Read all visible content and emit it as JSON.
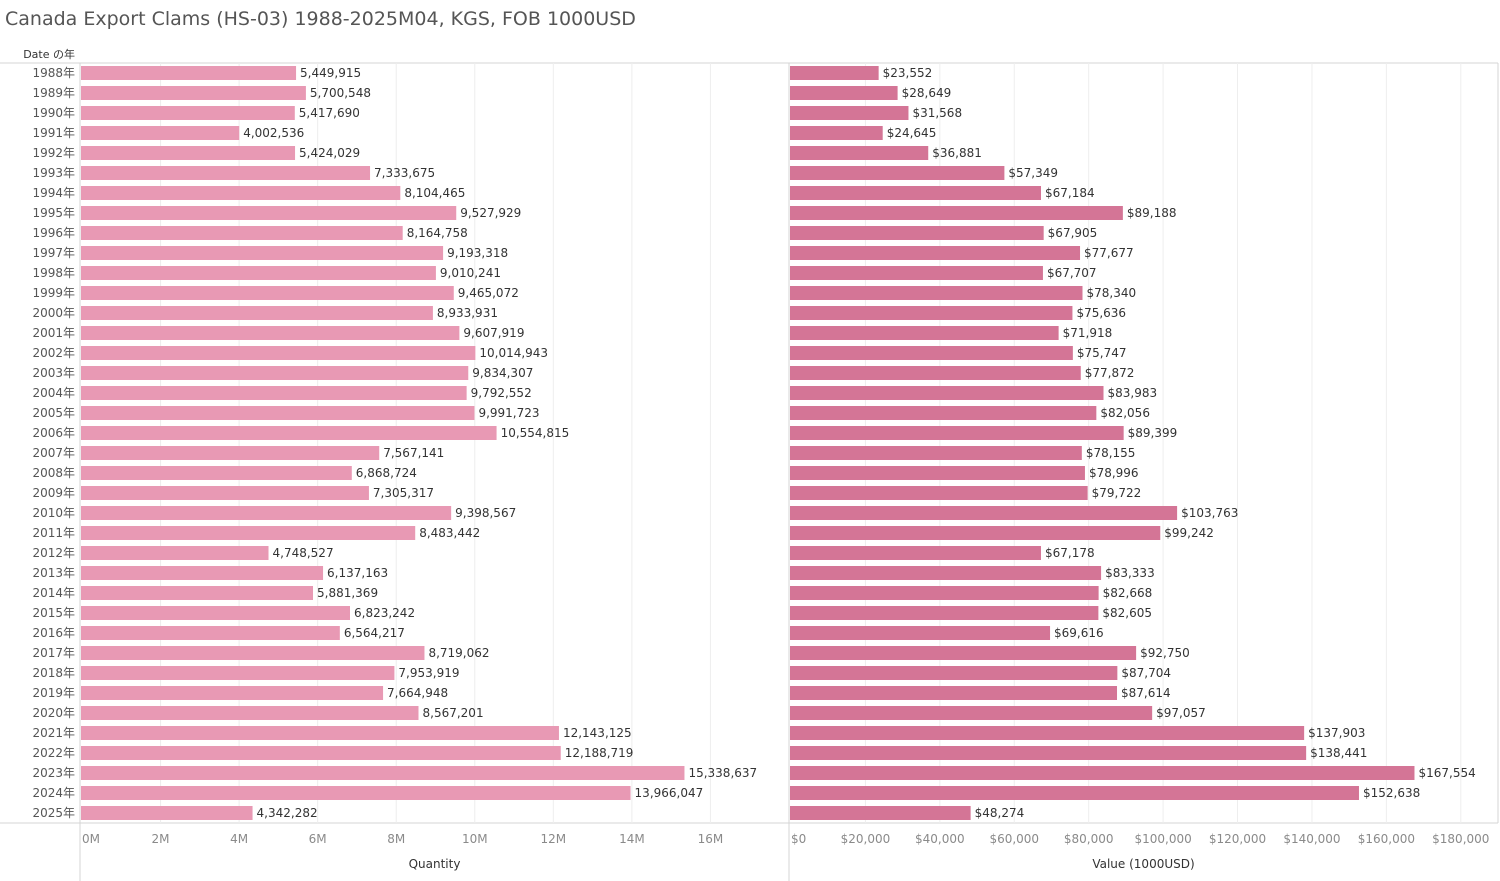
{
  "title": "Canada Export Clams (HS-03) 1988-2025M04, KGS, FOB 1000USD",
  "row_header": "Date の年",
  "chart_data": [
    {
      "type": "bar",
      "orientation": "horizontal",
      "title": "",
      "categories": [
        "1988年",
        "1989年",
        "1990年",
        "1991年",
        "1992年",
        "1993年",
        "1994年",
        "1995年",
        "1996年",
        "1997年",
        "1998年",
        "1999年",
        "2000年",
        "2001年",
        "2002年",
        "2003年",
        "2004年",
        "2005年",
        "2006年",
        "2007年",
        "2008年",
        "2009年",
        "2010年",
        "2011年",
        "2012年",
        "2013年",
        "2014年",
        "2015年",
        "2016年",
        "2017年",
        "2018年",
        "2019年",
        "2020年",
        "2021年",
        "2022年",
        "2023年",
        "2024年",
        "2025年"
      ],
      "values": [
        5449915,
        5700548,
        5417690,
        4002536,
        5424029,
        7333675,
        8104465,
        9527929,
        8164758,
        9193318,
        9010241,
        9465072,
        8933931,
        9607919,
        10014943,
        9834307,
        9792552,
        9991723,
        10554815,
        7567141,
        6868724,
        7305317,
        9398567,
        8483442,
        4748527,
        6137163,
        5881369,
        6823242,
        6564217,
        8719062,
        7953919,
        7664948,
        8567201,
        12143125,
        12188719,
        15338637,
        13966047,
        4342282
      ],
      "data_labels": [
        "5,449,915",
        "5,700,548",
        "5,417,690",
        "4,002,536",
        "5,424,029",
        "7,333,675",
        "8,104,465",
        "9,527,929",
        "8,164,758",
        "9,193,318",
        "9,010,241",
        "9,465,072",
        "8,933,931",
        "9,607,919",
        "10,014,943",
        "9,834,307",
        "9,792,552",
        "9,991,723",
        "10,554,815",
        "7,567,141",
        "6,868,724",
        "7,305,317",
        "9,398,567",
        "8,483,442",
        "4,748,527",
        "6,137,163",
        "5,881,369",
        "6,823,242",
        "6,564,217",
        "8,719,062",
        "7,953,919",
        "7,664,948",
        "8,567,201",
        "12,143,125",
        "12,188,719",
        "15,338,637",
        "13,966,047",
        "4,342,282"
      ],
      "xlabel": "Quantity",
      "xlim": [
        0,
        18000000
      ],
      "ticks": [
        0,
        2000000,
        4000000,
        6000000,
        8000000,
        10000000,
        12000000,
        14000000,
        16000000
      ],
      "tick_labels": [
        "0M",
        "2M",
        "4M",
        "6M",
        "8M",
        "10M",
        "12M",
        "14M",
        "16M"
      ],
      "color": "#e899b4",
      "grid": true
    },
    {
      "type": "bar",
      "orientation": "horizontal",
      "title": "",
      "categories": [
        "1988年",
        "1989年",
        "1990年",
        "1991年",
        "1992年",
        "1993年",
        "1994年",
        "1995年",
        "1996年",
        "1997年",
        "1998年",
        "1999年",
        "2000年",
        "2001年",
        "2002年",
        "2003年",
        "2004年",
        "2005年",
        "2006年",
        "2007年",
        "2008年",
        "2009年",
        "2010年",
        "2011年",
        "2012年",
        "2013年",
        "2014年",
        "2015年",
        "2016年",
        "2017年",
        "2018年",
        "2019年",
        "2020年",
        "2021年",
        "2022年",
        "2023年",
        "2024年",
        "2025年"
      ],
      "values": [
        23552,
        28649,
        31568,
        24645,
        36881,
        57349,
        67184,
        89188,
        67905,
        77677,
        67707,
        78340,
        75636,
        71918,
        75747,
        77872,
        83983,
        82056,
        89399,
        78155,
        78996,
        79722,
        103763,
        99242,
        67178,
        83333,
        82668,
        82605,
        69616,
        92750,
        87704,
        87614,
        97057,
        137903,
        138441,
        167554,
        152638,
        48274
      ],
      "data_labels": [
        "$23,552",
        "$28,649",
        "$31,568",
        "$24,645",
        "$36,881",
        "$57,349",
        "$67,184",
        "$89,188",
        "$67,905",
        "$77,677",
        "$67,707",
        "$78,340",
        "$75,636",
        "$71,918",
        "$75,747",
        "$77,872",
        "$83,983",
        "$82,056",
        "$89,399",
        "$78,155",
        "$78,996",
        "$79,722",
        "$103,763",
        "$99,242",
        "$67,178",
        "$83,333",
        "$82,668",
        "$82,605",
        "$69,616",
        "$92,750",
        "$87,704",
        "$87,614",
        "$97,057",
        "$137,903",
        "$138,441",
        "$167,554",
        "$152,638",
        "$48,274"
      ],
      "xlabel": "Value (1000USD)",
      "xlim": [
        0,
        190000
      ],
      "ticks": [
        0,
        20000,
        40000,
        60000,
        80000,
        100000,
        120000,
        140000,
        160000,
        180000
      ],
      "tick_labels": [
        "$0",
        "$20,000",
        "$40,000",
        "$60,000",
        "$80,000",
        "$100,000",
        "$120,000",
        "$140,000",
        "$160,000",
        "$180,000"
      ],
      "color": "#d47596",
      "grid": true
    }
  ]
}
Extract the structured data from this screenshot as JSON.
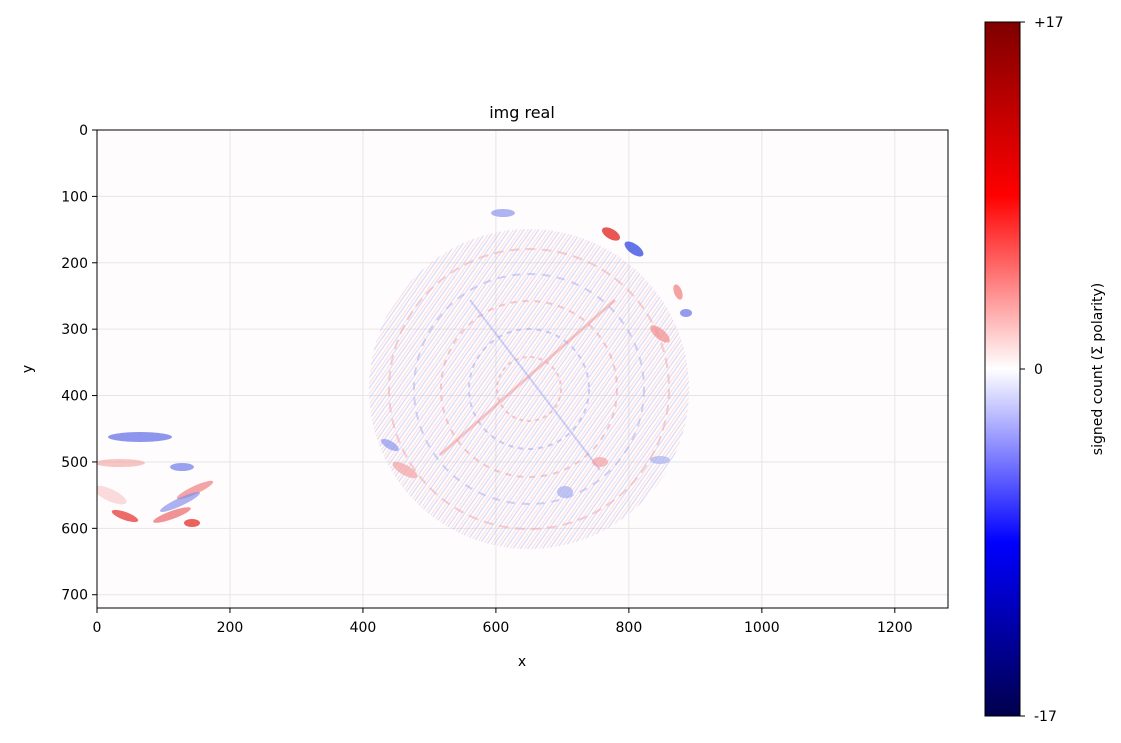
{
  "chart_data": {
    "type": "heatmap",
    "title": "img real",
    "xlabel": "x",
    "ylabel": "y",
    "xlim": [
      0,
      1280
    ],
    "ylim": [
      720,
      0
    ],
    "y_axis_inverted": true,
    "xticks": [
      0,
      200,
      400,
      600,
      800,
      1000,
      1200
    ],
    "yticks": [
      0,
      100,
      200,
      300,
      400,
      500,
      600,
      700
    ],
    "grid": true,
    "colormap": "seismic",
    "colormap_stops": [
      "#00004c",
      "#0000ff",
      "#ffffff",
      "#ff0000",
      "#7f0000"
    ],
    "colorbar": {
      "label": "signed count (Σ polarity)",
      "range": [
        -17,
        17
      ],
      "ticks": [
        {
          "value": 17,
          "label": "+17"
        },
        {
          "value": 0,
          "label": "0"
        },
        {
          "value": -17,
          "label": "-17"
        }
      ]
    },
    "features": [
      {
        "name": "circular pattern",
        "center": [
          650,
          390
        ],
        "radius": 275,
        "peak_value": 9
      },
      {
        "name": "hand region",
        "center": [
          90,
          520
        ],
        "peak_value": 10
      }
    ]
  }
}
::::
Your goal ::
Pictures don't belong in the copy. Transcribe every record exactly as it appears.

Answer for the task ::
Read all visible content and emit it as JSON.
{
  "title": "Canada Export Clams (HS-03) 1988-2025M04, KGS, FOB 1000USD",
  "row_header": "Date の年",
  "chart_data": [
    {
      "type": "bar",
      "orientation": "horizontal",
      "title": "",
      "categories": [
        "1988年",
        "1989年",
        "1990年",
        "1991年",
        "1992年",
        "1993年",
        "1994年",
        "1995年",
        "1996年",
        "1997年",
        "1998年",
        "1999年",
        "2000年",
        "2001年",
        "2002年",
        "2003年",
        "2004年",
        "2005年",
        "2006年",
        "2007年",
        "2008年",
        "2009年",
        "2010年",
        "2011年",
        "2012年",
        "2013年",
        "2014年",
        "2015年",
        "2016年",
        "2017年",
        "2018年",
        "2019年",
        "2020年",
        "2021年",
        "2022年",
        "2023年",
        "2024年",
        "2025年"
      ],
      "values": [
        5449915,
        5700548,
        5417690,
        4002536,
        5424029,
        7333675,
        8104465,
        9527929,
        8164758,
        9193318,
        9010241,
        9465072,
        8933931,
        9607919,
        10014943,
        9834307,
        9792552,
        9991723,
        10554815,
        7567141,
        6868724,
        7305317,
        9398567,
        8483442,
        4748527,
        6137163,
        5881369,
        6823242,
        6564217,
        8719062,
        7953919,
        7664948,
        8567201,
        12143125,
        12188719,
        15338637,
        13966047,
        4342282
      ],
      "data_labels": [
        "5,449,915",
        "5,700,548",
        "5,417,690",
        "4,002,536",
        "5,424,029",
        "7,333,675",
        "8,104,465",
        "9,527,929",
        "8,164,758",
        "9,193,318",
        "9,010,241",
        "9,465,072",
        "8,933,931",
        "9,607,919",
        "10,014,943",
        "9,834,307",
        "9,792,552",
        "9,991,723",
        "10,554,815",
        "7,567,141",
        "6,868,724",
        "7,305,317",
        "9,398,567",
        "8,483,442",
        "4,748,527",
        "6,137,163",
        "5,881,369",
        "6,823,242",
        "6,564,217",
        "8,719,062",
        "7,953,919",
        "7,664,948",
        "8,567,201",
        "12,143,125",
        "12,188,719",
        "15,338,637",
        "13,966,047",
        "4,342,282"
      ],
      "xlabel": "Quantity",
      "xlim": [
        0,
        18000000
      ],
      "ticks": [
        0,
        2000000,
        4000000,
        6000000,
        8000000,
        10000000,
        12000000,
        14000000,
        16000000
      ],
      "tick_labels": [
        "0M",
        "2M",
        "4M",
        "6M",
        "8M",
        "10M",
        "12M",
        "14M",
        "16M"
      ],
      "color": "#e899b4",
      "grid": true
    },
    {
      "type": "bar",
      "orientation": "horizontal",
      "title": "",
      "categories": [
        "1988年",
        "1989年",
        "1990年",
        "1991年",
        "1992年",
        "1993年",
        "1994年",
        "1995年",
        "1996年",
        "1997年",
        "1998年",
        "1999年",
        "2000年",
        "2001年",
        "2002年",
        "2003年",
        "2004年",
        "2005年",
        "2006年",
        "2007年",
        "2008年",
        "2009年",
        "2010年",
        "2011年",
        "2012年",
        "2013年",
        "2014年",
        "2015年",
        "2016年",
        "2017年",
        "2018年",
        "2019年",
        "2020年",
        "2021年",
        "2022年",
        "2023年",
        "2024年",
        "2025年"
      ],
      "values": [
        23552,
        28649,
        31568,
        24645,
        36881,
        57349,
        67184,
        89188,
        67905,
        77677,
        67707,
        78340,
        75636,
        71918,
        75747,
        77872,
        83983,
        82056,
        89399,
        78155,
        78996,
        79722,
        103763,
        99242,
        67178,
        83333,
        82668,
        82605,
        69616,
        92750,
        87704,
        87614,
        97057,
        137903,
        138441,
        167554,
        152638,
        48274
      ],
      "data_labels": [
        "$23,552",
        "$28,649",
        "$31,568",
        "$24,645",
        "$36,881",
        "$57,349",
        "$67,184",
        "$89,188",
        "$67,905",
        "$77,677",
        "$67,707",
        "$78,340",
        "$75,636",
        "$71,918",
        "$75,747",
        "$77,872",
        "$83,983",
        "$82,056",
        "$89,399",
        "$78,155",
        "$78,996",
        "$79,722",
        "$103,763",
        "$99,242",
        "$67,178",
        "$83,333",
        "$82,668",
        "$82,605",
        "$69,616",
        "$92,750",
        "$87,704",
        "$87,614",
        "$97,057",
        "$137,903",
        "$138,441",
        "$167,554",
        "$152,638",
        "$48,274"
      ],
      "xlabel": "Value (1000USD)",
      "xlim": [
        0,
        190000
      ],
      "ticks": [
        0,
        20000,
        40000,
        60000,
        80000,
        100000,
        120000,
        140000,
        160000,
        180000
      ],
      "tick_labels": [
        "$0",
        "$20,000",
        "$40,000",
        "$60,000",
        "$80,000",
        "$100,000",
        "$120,000",
        "$140,000",
        "$160,000",
        "$180,000"
      ],
      "color": "#d47596",
      "grid": true
    }
  ]
}
Extract the structured data from this screenshot as JSON.
{
  "chart_data": {
    "type": "heatmap",
    "title": "img real",
    "xlabel": "x",
    "ylabel": "y",
    "xlim": [
      0,
      1280
    ],
    "ylim": [
      720,
      0
    ],
    "y_axis_inverted": true,
    "xticks": [
      0,
      200,
      400,
      600,
      800,
      1000,
      1200
    ],
    "yticks": [
      0,
      100,
      200,
      300,
      400,
      500,
      600,
      700
    ],
    "grid": true,
    "colormap": "seismic",
    "colormap_stops": [
      "#00004c",
      "#0000ff",
      "#ffffff",
      "#ff0000",
      "#7f0000"
    ],
    "colorbar": {
      "label": "signed count (Σ polarity)",
      "range": [
        -17,
        17
      ],
      "ticks": [
        {
          "value": 17,
          "label": "+17"
        },
        {
          "value": 0,
          "label": "0"
        },
        {
          "value": -17,
          "label": "-17"
        }
      ]
    },
    "features": [
      {
        "name": "circular pattern",
        "center": [
          650,
          390
        ],
        "radius": 275,
        "peak_value": 9
      },
      {
        "name": "hand region",
        "center": [
          90,
          520
        ],
        "peak_value": 10
      }
    ]
  }
}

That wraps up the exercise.